Jacob Wegelin
Jacob Wegelin

Reputation: 1306

what is the most elegant way to manipulate an arbitrary unicode character in perl regex?

Consider a unicode character, such as zero-width space, which is not on any conventional keyboard and is not part of any human writing system. Suppose one wants to use perl to remove this character from a string, or one wants to print the character in bash unix.

This post reviews how one can do these things using hexadecimal code, and then asks: Is there a more direct (or elegant) way to do these things, using perhaps the decimal representation of the character?

The "zero-width space" http://www.unicode-symbol.com/u/200B.html shows up occasionally in text files.

For instance, on a macbook pro, from Messages.app, I saved an sms conversation as pdf. Then I opened the pdf in Preview, copied all, and pasted the clipboard into a file z. Then less z showed many instances of <U+200B>, and when I opened it in vim it showed up as <200b>.

Similarly, "pop directional formatting", http://www.unicode-symbol.com/u/202C.html, shows up when I copy and paste a phone number from the telephone field of Contacts.app.

Often I want to get the plain text from a string---anything that a human being would actually want to read, including letters in any language such as French é, Greek β, Arabic, Chinese and of course tab, space, and newline---without other characters.

This is because the other characters can cause problems. Not only are they a distraction in less and vim, but they seem to cause LaTeX, pdflatex, to throw an error.

One can remove "zero-length space" as follows:

  1. go to the url for the character, as cited above
  2. scroll down to the table titled "Encodings (Unicode characters converter)"
  3. on the UTF-8 row, find the text "E2 80 8B"
  4. By hand, convert this to \xe2\x80\x8b
  5. perl -p -e 's/\xe2\x80\x8b//g;' myfile

Using the same approach, one can print the character:

printf '\xe2\x80\x8b'

But on the same row in http://www.unicode-symbol.com/u/200B.html where one obtains the triad of hexadecimal numbers, one also finds that the decimal representation is 14844043. Is there a way to use this decimal representation, or some other approach more direct than pasting together three hexadecimal codes?

Upvotes: 1

Views: 488

Answers (2)

choroba
choroba

Reputation: 241858

Elegance is in the eye of the beholder.

But, the -C switch enables Perl's unicode handling, so you can take advantage of that.

perl -CD -wpe 's/\x{200B}//g' file

Also, you can use \N to specify the full names of the characters:

perl -CD -wpe 's/\N{ZERO WIDTH SPACE}//g' file

See perlrun for the explanation of the details of -C. In particular, -CD is equivalent to -Cio, which means "make UTF-8 the default PerlIO layer for input and output streams".

◆ Directive
List every complete perl command line that appears in the thread about handling Unicode characters in Perl regex. The listing after this thread is not needed for the task.

◆ Data provided
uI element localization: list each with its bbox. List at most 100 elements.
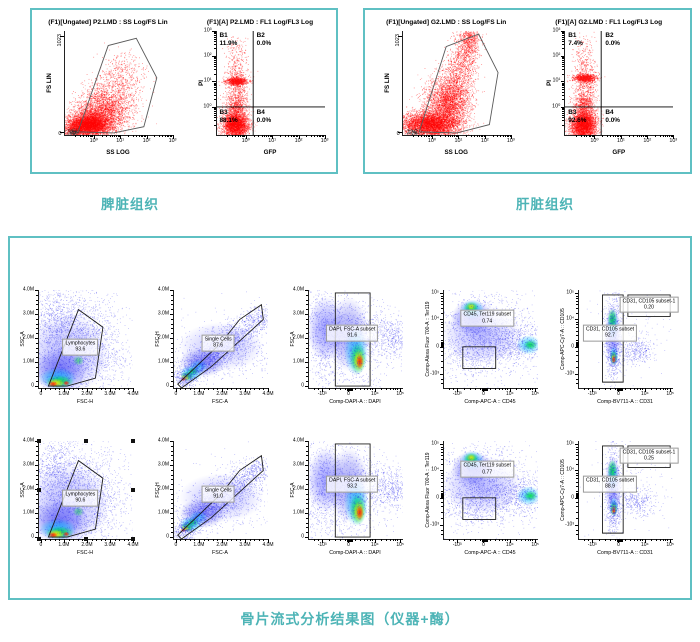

◆ Exercise output
- perl -p -e 's/\xe2\x80\x8b//g;' myfile
- perl -CD -wpe 's/\x{200B}//g' file
- perl -CD -wpe 's/\N{ZERO WIDTH SPACE}//g' file